- [TO BE DONE] Read the records below and copy each line that contains "Bank".

- [RECORDS SHOWN]
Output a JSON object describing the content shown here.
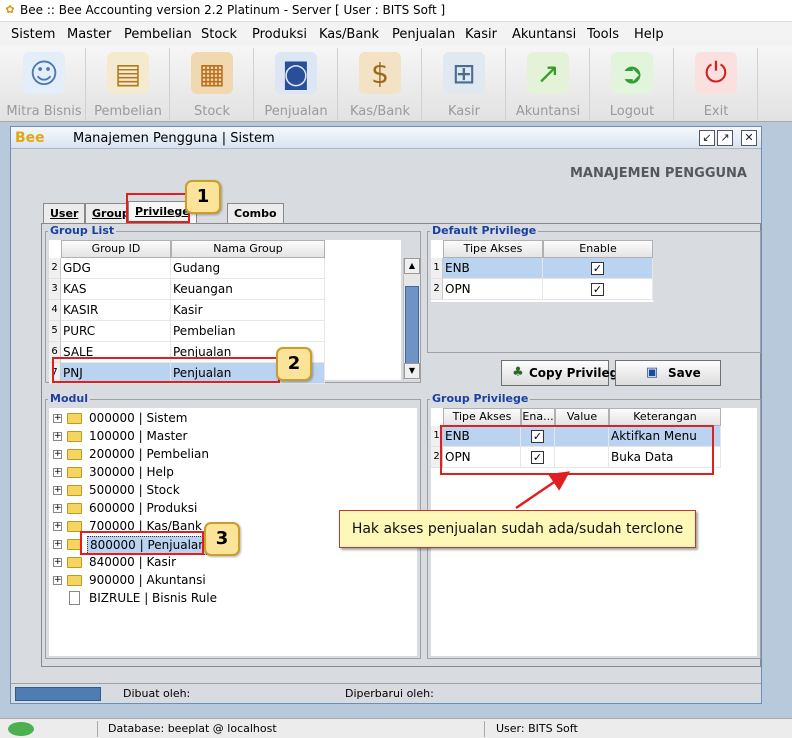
{
  "window": {
    "title": "Bee :: Bee Accounting version 2.2 Platinum - Server  [ User : BITS Soft ]"
  },
  "menu": [
    "Sistem",
    "Master",
    "Pembelian",
    "Stock",
    "Produksi",
    "Kas/Bank",
    "Penjualan",
    "Kasir",
    "Akuntansi",
    "Tools",
    "Help"
  ],
  "toolbar": [
    {
      "label": "Mitra Bisnis",
      "icon": "people-icon"
    },
    {
      "label": "Pembelian",
      "icon": "invoice-icon"
    },
    {
      "label": "Stock",
      "icon": "boxes-icon"
    },
    {
      "label": "Penjualan",
      "icon": "shopping-bag-icon"
    },
    {
      "label": "Kas/Bank",
      "icon": "money-bag-icon"
    },
    {
      "label": "Kasir",
      "icon": "cart-icon"
    },
    {
      "label": "Akuntansi",
      "icon": "chart-up-icon"
    },
    {
      "label": "Logout",
      "icon": "logout-arrow-icon"
    },
    {
      "label": "Exit",
      "icon": "power-icon"
    }
  ],
  "child_window": {
    "title": "Manajemen Pengguna | Sistem",
    "logo_text": "Bee",
    "heading": "MANAJEMEN PENGGUNA"
  },
  "tabs": [
    "User",
    "Group",
    "Privilege",
    "Combo"
  ],
  "group_list": {
    "label": "Group List",
    "headers": [
      "Group ID",
      "Nama Group"
    ],
    "rows": [
      {
        "n": "2",
        "id": "GDG",
        "name": "Gudang"
      },
      {
        "n": "3",
        "id": "KAS",
        "name": "Keuangan"
      },
      {
        "n": "4",
        "id": "KASIR",
        "name": "Kasir"
      },
      {
        "n": "5",
        "id": "PURC",
        "name": "Pembelian"
      },
      {
        "n": "6",
        "id": "SALE",
        "name": "Penjualan"
      },
      {
        "n": "7",
        "id": "PNJ",
        "name": "Penjualan"
      }
    ]
  },
  "default_privilege": {
    "label": "Default Privilege",
    "headers": [
      "Tipe Akses",
      "Enable"
    ],
    "rows": [
      {
        "n": "1",
        "tipe": "ENB",
        "enable": "✓"
      },
      {
        "n": "2",
        "tipe": "OPN",
        "enable": "✓"
      }
    ]
  },
  "buttons": {
    "copy": "Copy Privilege",
    "save": "Save"
  },
  "modul": {
    "label": "Modul",
    "items": [
      "000000 | Sistem",
      "100000 | Master",
      "200000 | Pembelian",
      "300000 | Help",
      "500000 | Stock",
      "600000 | Produksi",
      "700000 | Kas/Bank",
      "800000 | Penjualan",
      "840000 | Kasir",
      "900000 | Akuntansi",
      "BIZRULE | Bisnis Rule"
    ]
  },
  "group_privilege": {
    "label": "Group Privilege",
    "headers": [
      "Tipe Akses",
      "Ena...",
      "Value",
      "Keterangan"
    ],
    "rows": [
      {
        "n": "1",
        "tipe": "ENB",
        "enable": "✓",
        "value": "",
        "keterangan": "Aktifkan Menu"
      },
      {
        "n": "2",
        "tipe": "OPN",
        "enable": "✓",
        "value": "",
        "keterangan": "Buka Data"
      }
    ]
  },
  "annotations": {
    "badge1": "1",
    "badge2": "2",
    "badge3": "3",
    "callout": "Hak akses penjualan sudah ada/sudah terclone"
  },
  "child_status": {
    "created": "Dibuat oleh:",
    "updated": "Diperbarui oleh:"
  },
  "main_status": {
    "database": "Database: beeplat @ localhost",
    "user": "User: BITS Soft"
  },
  "colors": {
    "highlight": "#b9d3f0",
    "annotation_red": "#e02020",
    "group_label": "#1b3fa0"
  }
}
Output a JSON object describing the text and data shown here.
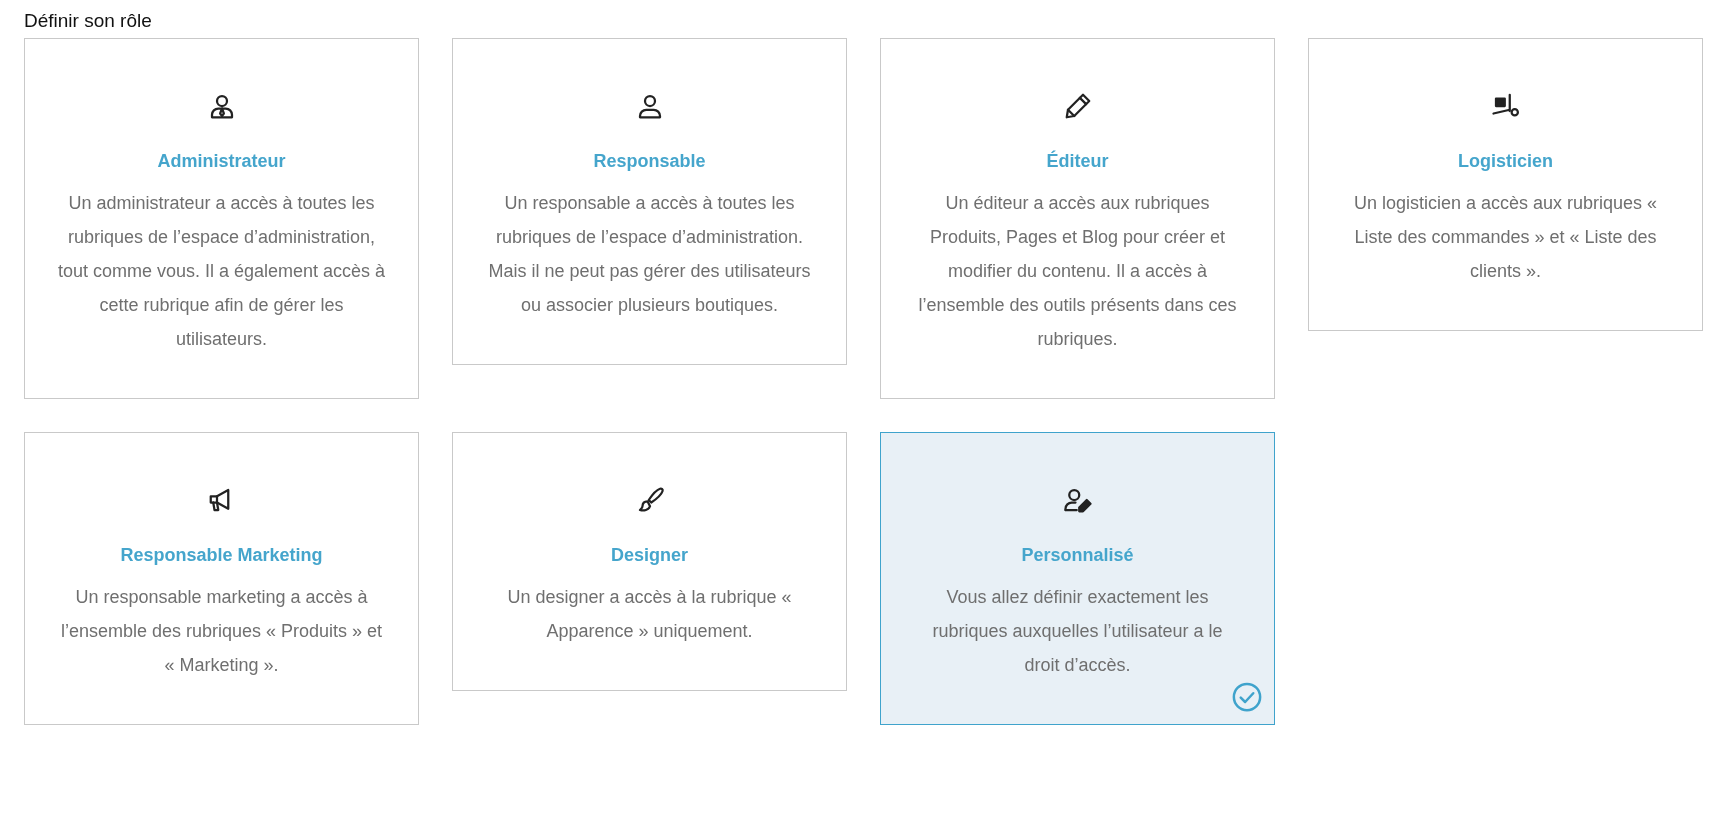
{
  "heading": "Définir son rôle",
  "roles": [
    {
      "title": "Administrateur",
      "description": "Un administrateur a accès à toutes les rubriques de l’espace d’administration, tout comme vous. Il a également accès à cette rubrique afin de gérer les utilisateurs.",
      "selected": false
    },
    {
      "title": "Responsable",
      "description": "Un responsable a accès à toutes les rubriques de l’espace d’administration. Mais il ne peut pas gérer des utilisateurs ou associer plusieurs boutiques.",
      "selected": false
    },
    {
      "title": "Éditeur",
      "description": "Un éditeur a accès aux rubriques Produits, Pages et Blog pour créer et modifier du contenu. Il a accès à l’ensemble des outils présents dans ces rubriques.",
      "selected": false
    },
    {
      "title": "Logisticien",
      "description": "Un logisticien a accès aux rubriques « Liste des commandes » et « Liste des clients ».",
      "selected": false
    },
    {
      "title": "Responsable Marketing",
      "description": "Un responsable marketing a accès à l’ensemble des rubriques « Produits » et « Marketing ».",
      "selected": false
    },
    {
      "title": "Designer",
      "description": "Un designer a accès à la rubrique « Apparence » uniquement.",
      "selected": false
    },
    {
      "title": "Personnalisé",
      "description": "Vous allez définir exactement les rubriques auxquelles l’utilisateur a le droit d’accès.",
      "selected": true
    }
  ]
}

- [SOLUTION TO THIS PROBLEM]
    "Kas/Bank",
      "label": "Kas/Bank",
      "700000 | Kas/Bank",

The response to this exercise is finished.